Stored data entries
# # # # # # #

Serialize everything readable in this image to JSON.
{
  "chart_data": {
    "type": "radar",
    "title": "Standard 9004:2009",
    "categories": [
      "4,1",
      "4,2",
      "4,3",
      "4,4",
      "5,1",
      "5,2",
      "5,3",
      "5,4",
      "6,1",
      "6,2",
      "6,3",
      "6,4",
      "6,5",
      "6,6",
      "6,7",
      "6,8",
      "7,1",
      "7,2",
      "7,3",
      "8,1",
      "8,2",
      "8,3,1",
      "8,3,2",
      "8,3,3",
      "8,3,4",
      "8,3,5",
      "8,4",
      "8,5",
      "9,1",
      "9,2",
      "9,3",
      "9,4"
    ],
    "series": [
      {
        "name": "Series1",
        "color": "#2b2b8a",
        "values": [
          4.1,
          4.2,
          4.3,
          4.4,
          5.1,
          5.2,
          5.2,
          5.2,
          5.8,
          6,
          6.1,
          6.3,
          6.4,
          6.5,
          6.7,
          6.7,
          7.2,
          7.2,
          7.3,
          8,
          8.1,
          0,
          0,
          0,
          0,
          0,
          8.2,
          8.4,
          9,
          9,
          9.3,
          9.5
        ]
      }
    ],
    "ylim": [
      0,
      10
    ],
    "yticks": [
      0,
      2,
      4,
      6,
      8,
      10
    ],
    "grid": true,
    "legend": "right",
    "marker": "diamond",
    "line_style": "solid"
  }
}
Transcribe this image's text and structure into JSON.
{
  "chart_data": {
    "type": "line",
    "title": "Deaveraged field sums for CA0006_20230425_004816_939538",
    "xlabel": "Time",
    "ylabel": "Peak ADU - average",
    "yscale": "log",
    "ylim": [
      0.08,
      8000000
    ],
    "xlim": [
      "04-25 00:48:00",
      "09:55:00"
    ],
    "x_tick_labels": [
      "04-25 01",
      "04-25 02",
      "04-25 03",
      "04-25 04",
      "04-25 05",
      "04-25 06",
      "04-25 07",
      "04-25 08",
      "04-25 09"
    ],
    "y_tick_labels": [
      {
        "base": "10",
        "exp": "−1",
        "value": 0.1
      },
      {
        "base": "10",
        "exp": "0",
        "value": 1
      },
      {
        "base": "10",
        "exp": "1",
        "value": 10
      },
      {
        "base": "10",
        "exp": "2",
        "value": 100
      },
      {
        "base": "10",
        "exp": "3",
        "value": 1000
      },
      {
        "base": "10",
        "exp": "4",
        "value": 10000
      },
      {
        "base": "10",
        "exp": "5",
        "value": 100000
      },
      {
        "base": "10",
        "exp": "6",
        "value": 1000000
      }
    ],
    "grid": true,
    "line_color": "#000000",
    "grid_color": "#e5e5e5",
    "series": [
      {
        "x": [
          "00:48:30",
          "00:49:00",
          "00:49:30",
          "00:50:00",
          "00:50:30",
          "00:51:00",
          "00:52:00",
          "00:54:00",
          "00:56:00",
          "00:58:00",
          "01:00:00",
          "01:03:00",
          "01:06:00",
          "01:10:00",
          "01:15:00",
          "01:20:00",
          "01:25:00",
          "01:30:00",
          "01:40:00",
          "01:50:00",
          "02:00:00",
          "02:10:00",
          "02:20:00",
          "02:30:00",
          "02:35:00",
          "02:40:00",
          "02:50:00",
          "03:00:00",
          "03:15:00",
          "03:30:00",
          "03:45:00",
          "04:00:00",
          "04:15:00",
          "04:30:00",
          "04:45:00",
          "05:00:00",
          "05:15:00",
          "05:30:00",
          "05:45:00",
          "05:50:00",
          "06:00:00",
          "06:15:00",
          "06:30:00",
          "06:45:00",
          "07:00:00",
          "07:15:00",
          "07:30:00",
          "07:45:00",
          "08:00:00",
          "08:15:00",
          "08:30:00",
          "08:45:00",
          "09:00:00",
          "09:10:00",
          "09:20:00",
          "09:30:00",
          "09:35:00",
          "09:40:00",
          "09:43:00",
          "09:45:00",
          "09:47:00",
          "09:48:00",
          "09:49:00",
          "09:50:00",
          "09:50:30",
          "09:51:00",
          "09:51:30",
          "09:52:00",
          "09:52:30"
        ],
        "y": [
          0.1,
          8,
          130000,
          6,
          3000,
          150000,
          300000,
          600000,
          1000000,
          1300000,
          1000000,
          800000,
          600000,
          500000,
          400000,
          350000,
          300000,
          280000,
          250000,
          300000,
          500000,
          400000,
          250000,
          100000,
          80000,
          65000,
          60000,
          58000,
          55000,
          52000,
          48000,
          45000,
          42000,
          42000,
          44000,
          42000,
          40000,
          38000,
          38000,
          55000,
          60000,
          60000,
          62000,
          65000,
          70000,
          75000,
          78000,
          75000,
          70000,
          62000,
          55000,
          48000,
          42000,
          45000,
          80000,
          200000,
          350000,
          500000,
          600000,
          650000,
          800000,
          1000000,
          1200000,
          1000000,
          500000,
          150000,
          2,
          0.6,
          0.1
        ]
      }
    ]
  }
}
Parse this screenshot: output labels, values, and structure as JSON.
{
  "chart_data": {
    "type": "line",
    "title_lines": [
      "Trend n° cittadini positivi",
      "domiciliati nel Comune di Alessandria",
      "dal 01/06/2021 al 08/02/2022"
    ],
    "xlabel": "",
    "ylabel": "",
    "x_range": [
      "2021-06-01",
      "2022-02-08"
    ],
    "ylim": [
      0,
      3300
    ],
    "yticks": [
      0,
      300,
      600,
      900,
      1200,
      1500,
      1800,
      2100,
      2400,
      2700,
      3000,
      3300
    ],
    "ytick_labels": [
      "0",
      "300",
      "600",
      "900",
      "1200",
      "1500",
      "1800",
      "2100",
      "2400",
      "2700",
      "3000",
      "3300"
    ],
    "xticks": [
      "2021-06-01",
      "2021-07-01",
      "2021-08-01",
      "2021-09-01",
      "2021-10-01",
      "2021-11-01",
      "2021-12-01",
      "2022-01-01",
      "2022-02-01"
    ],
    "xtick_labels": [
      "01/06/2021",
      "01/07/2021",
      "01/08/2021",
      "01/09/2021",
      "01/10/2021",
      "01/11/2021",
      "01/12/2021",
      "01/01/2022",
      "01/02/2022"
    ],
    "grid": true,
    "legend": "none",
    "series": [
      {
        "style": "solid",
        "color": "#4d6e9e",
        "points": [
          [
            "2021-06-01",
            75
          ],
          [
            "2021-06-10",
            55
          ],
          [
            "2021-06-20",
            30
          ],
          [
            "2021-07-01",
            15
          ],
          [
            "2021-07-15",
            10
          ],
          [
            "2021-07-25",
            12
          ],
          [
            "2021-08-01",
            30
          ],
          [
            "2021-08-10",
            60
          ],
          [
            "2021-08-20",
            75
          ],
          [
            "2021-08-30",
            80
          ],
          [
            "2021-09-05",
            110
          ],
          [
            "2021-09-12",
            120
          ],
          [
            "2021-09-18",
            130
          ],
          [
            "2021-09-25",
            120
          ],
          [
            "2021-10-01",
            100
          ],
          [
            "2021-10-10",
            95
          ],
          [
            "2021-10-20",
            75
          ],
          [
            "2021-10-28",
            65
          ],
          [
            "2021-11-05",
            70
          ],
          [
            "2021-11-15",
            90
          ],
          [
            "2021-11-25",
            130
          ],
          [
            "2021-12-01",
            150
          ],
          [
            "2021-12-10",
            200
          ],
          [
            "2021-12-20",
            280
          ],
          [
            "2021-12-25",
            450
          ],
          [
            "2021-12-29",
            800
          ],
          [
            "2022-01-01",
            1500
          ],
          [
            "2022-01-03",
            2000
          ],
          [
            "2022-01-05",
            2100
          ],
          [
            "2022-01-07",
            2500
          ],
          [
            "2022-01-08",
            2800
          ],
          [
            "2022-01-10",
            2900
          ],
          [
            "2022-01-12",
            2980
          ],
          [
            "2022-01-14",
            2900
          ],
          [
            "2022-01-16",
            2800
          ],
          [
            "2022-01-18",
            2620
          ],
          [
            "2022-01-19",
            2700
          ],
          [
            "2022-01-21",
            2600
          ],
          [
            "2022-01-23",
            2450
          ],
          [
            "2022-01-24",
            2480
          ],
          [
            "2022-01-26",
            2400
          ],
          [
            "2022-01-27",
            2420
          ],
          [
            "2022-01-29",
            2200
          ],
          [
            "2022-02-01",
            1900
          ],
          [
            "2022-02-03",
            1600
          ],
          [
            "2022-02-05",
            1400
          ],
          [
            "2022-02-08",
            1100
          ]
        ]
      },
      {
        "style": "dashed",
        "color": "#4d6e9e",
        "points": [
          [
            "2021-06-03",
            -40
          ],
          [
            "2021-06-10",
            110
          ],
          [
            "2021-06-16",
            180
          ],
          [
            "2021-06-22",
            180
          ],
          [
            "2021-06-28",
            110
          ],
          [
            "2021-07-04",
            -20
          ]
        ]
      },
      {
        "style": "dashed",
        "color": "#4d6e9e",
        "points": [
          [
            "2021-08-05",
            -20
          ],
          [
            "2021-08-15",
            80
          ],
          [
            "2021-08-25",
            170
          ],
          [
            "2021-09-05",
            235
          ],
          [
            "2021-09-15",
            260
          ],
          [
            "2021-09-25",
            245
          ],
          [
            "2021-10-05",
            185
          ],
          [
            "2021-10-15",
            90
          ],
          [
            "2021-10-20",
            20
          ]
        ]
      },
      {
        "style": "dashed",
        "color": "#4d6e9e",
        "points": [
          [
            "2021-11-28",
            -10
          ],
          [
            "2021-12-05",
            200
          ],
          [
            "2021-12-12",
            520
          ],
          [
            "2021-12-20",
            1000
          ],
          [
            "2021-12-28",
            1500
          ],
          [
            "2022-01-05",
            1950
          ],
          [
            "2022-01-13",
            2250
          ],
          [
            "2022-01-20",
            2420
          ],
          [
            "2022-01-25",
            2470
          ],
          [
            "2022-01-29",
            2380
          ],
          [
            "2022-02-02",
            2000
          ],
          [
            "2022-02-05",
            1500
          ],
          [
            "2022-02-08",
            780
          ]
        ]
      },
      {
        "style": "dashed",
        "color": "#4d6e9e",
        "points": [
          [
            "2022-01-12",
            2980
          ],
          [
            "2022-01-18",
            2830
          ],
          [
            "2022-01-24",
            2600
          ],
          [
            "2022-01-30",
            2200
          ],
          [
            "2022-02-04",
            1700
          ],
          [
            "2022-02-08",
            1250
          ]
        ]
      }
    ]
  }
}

# # # # # # #

WRITTEN REQUEST:
Above are the records. Identify each line that contains the word "image".

WRITTEN ANSWER:
Serialize everything readable in this image to JSON.
Transcribe this image's text and structure into JSON.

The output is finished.